-- begin DATA FOR THIS EXERCISE --

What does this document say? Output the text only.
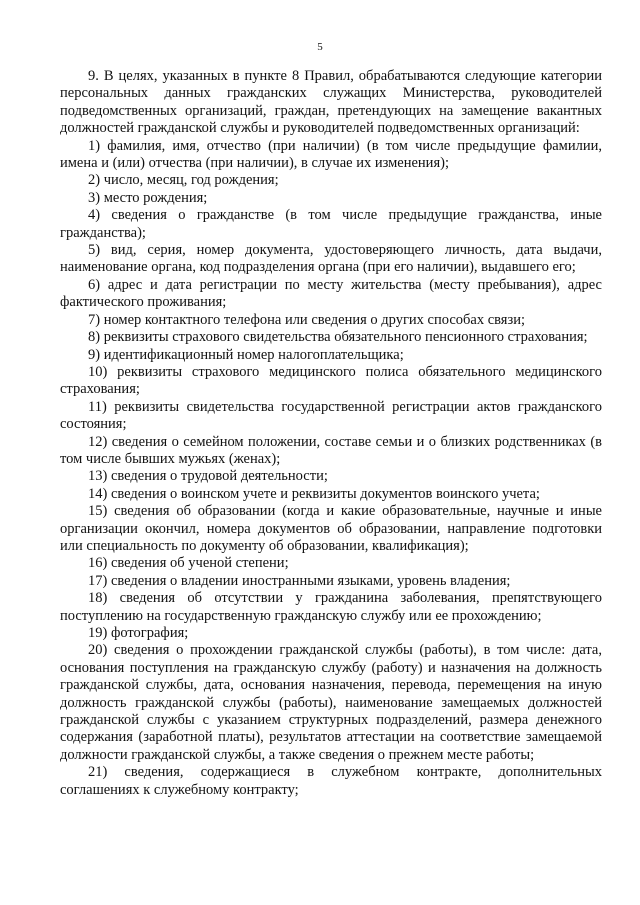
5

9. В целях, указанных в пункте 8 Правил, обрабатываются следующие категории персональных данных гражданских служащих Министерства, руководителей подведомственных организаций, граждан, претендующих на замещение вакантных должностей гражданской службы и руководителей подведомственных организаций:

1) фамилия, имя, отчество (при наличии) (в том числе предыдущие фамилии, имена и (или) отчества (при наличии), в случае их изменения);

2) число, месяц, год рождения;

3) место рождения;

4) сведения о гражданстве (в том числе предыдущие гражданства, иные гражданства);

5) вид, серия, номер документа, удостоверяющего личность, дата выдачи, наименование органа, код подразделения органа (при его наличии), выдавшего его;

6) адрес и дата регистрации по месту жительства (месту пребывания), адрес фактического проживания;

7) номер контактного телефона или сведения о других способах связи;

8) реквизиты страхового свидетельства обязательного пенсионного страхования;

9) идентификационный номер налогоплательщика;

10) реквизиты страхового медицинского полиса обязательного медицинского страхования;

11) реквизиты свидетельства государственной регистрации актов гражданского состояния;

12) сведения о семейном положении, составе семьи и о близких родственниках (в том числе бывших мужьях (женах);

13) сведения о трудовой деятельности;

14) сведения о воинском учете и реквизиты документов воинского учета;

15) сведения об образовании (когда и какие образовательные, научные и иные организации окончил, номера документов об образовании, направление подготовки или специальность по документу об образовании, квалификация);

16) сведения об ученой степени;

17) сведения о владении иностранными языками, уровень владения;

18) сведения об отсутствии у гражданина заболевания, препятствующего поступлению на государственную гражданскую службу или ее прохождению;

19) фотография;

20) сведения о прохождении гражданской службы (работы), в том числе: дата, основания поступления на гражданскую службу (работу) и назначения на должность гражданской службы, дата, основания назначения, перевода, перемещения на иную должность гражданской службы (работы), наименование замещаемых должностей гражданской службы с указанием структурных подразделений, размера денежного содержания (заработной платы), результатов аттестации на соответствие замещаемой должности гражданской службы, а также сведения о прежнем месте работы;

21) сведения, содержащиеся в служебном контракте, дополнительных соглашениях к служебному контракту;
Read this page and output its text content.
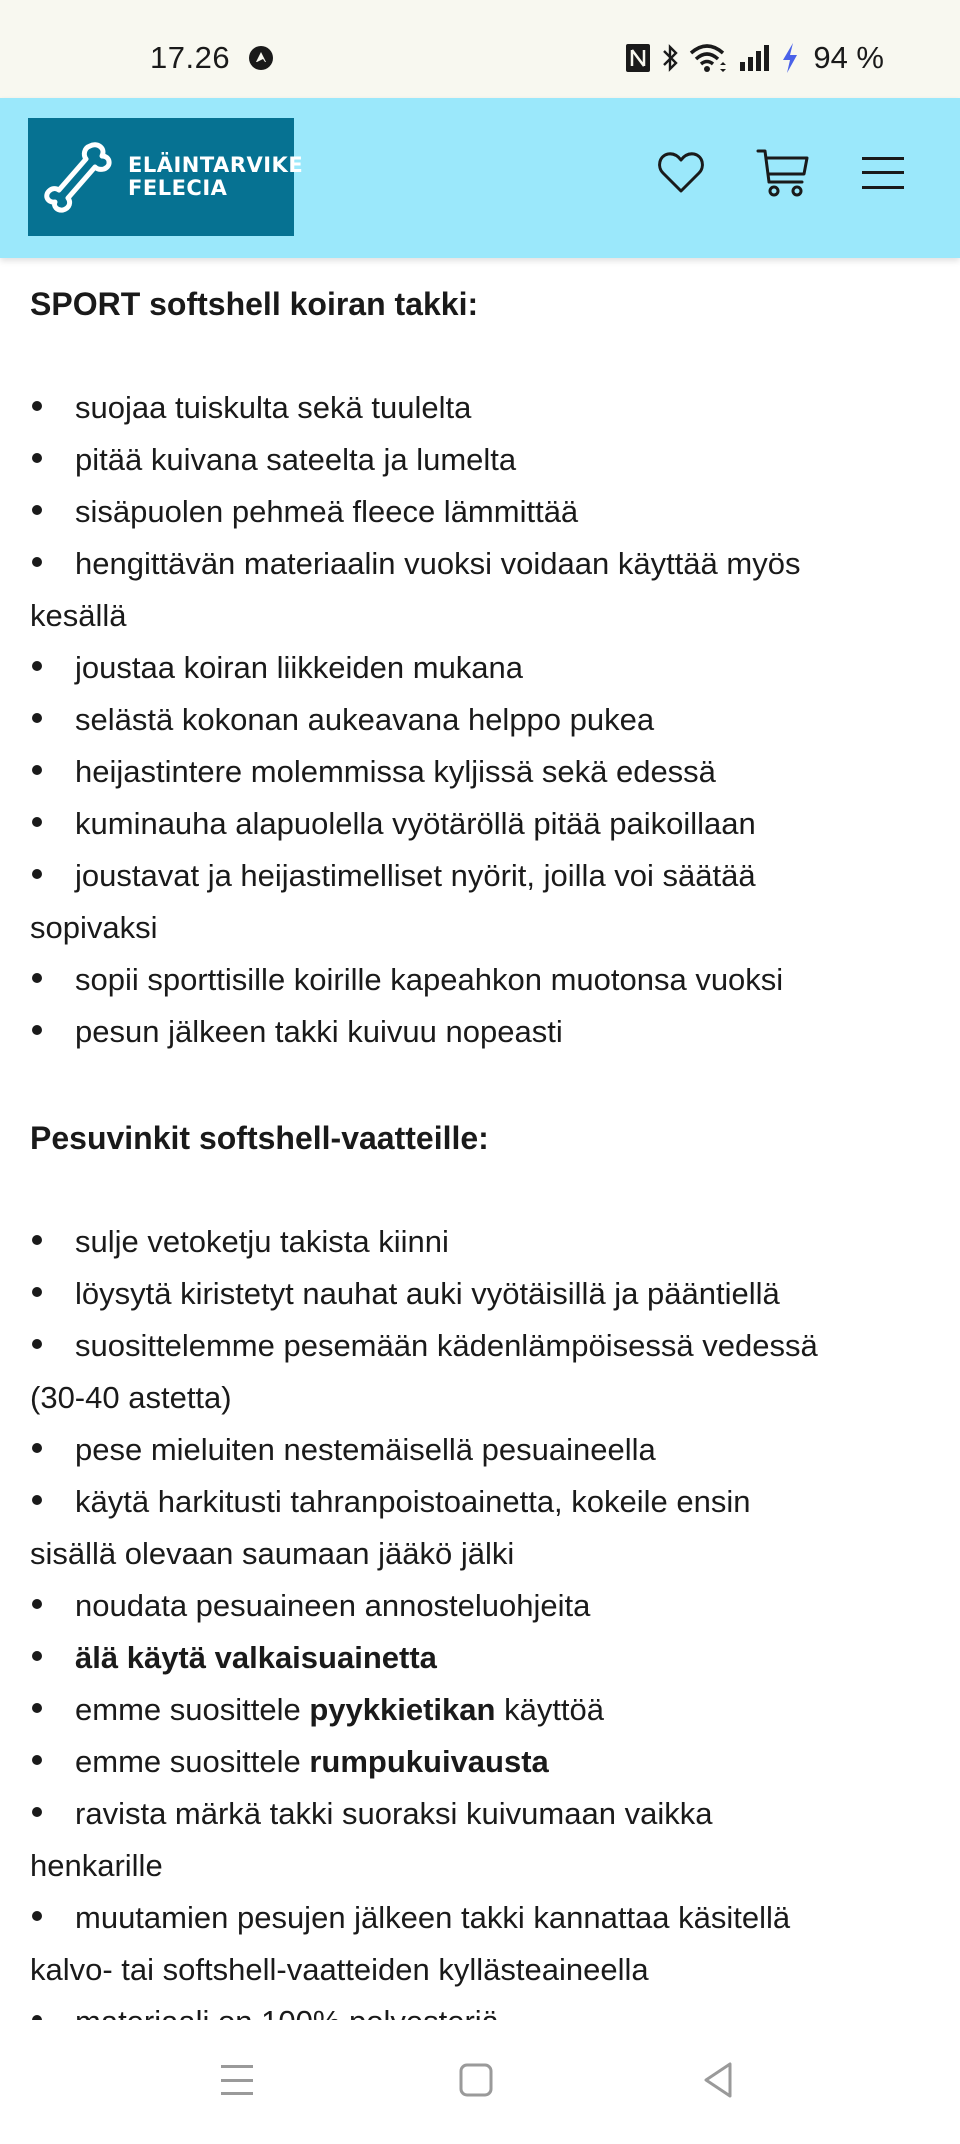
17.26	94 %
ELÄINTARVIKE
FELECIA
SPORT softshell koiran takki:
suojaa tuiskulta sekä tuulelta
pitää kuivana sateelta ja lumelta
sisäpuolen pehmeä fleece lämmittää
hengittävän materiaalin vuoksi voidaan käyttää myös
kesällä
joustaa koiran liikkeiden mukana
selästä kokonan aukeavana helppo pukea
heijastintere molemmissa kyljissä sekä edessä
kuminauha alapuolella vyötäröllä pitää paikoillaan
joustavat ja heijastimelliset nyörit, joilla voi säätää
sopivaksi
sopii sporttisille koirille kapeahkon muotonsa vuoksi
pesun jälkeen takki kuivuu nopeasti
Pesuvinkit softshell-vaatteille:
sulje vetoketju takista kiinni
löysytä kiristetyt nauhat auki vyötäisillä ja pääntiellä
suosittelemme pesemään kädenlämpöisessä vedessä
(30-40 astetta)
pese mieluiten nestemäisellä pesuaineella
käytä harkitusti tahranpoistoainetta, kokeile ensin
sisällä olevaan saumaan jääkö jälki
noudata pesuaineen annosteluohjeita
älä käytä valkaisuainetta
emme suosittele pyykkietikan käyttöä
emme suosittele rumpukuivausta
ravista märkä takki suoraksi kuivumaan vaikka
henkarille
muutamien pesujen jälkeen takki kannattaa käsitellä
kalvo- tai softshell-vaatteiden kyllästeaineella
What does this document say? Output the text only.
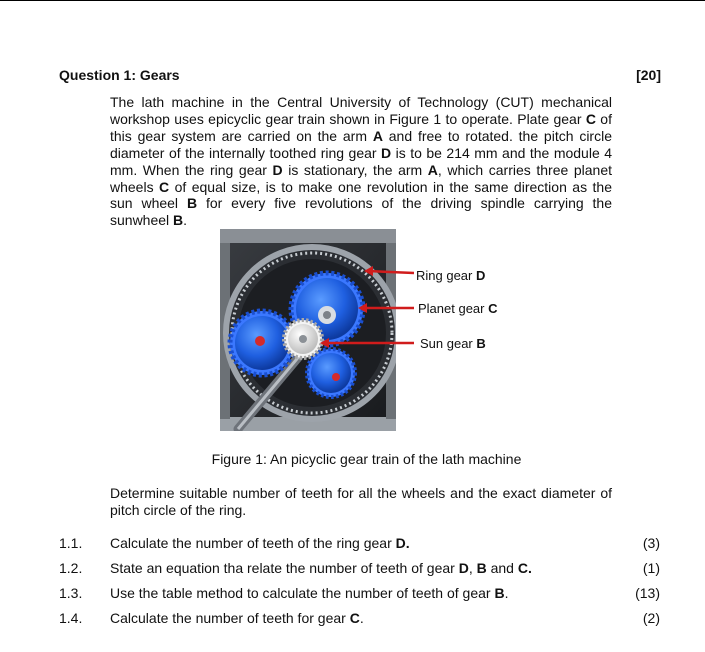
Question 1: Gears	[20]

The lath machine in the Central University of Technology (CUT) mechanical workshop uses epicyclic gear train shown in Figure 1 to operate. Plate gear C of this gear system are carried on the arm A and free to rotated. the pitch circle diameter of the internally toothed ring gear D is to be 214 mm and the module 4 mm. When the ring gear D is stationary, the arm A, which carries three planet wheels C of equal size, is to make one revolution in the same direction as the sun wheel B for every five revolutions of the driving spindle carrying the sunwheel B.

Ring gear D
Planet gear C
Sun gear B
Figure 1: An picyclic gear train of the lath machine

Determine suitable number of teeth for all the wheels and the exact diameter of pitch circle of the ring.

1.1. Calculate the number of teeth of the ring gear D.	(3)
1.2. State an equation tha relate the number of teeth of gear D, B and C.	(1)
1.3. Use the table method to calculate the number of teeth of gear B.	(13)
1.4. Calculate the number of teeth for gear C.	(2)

-- end DATA FOR THIS EXERCISE --

### TASK DETAILS
In the listing above, count each line that holds the string "lath". Give the number only.

### RESPONSE
2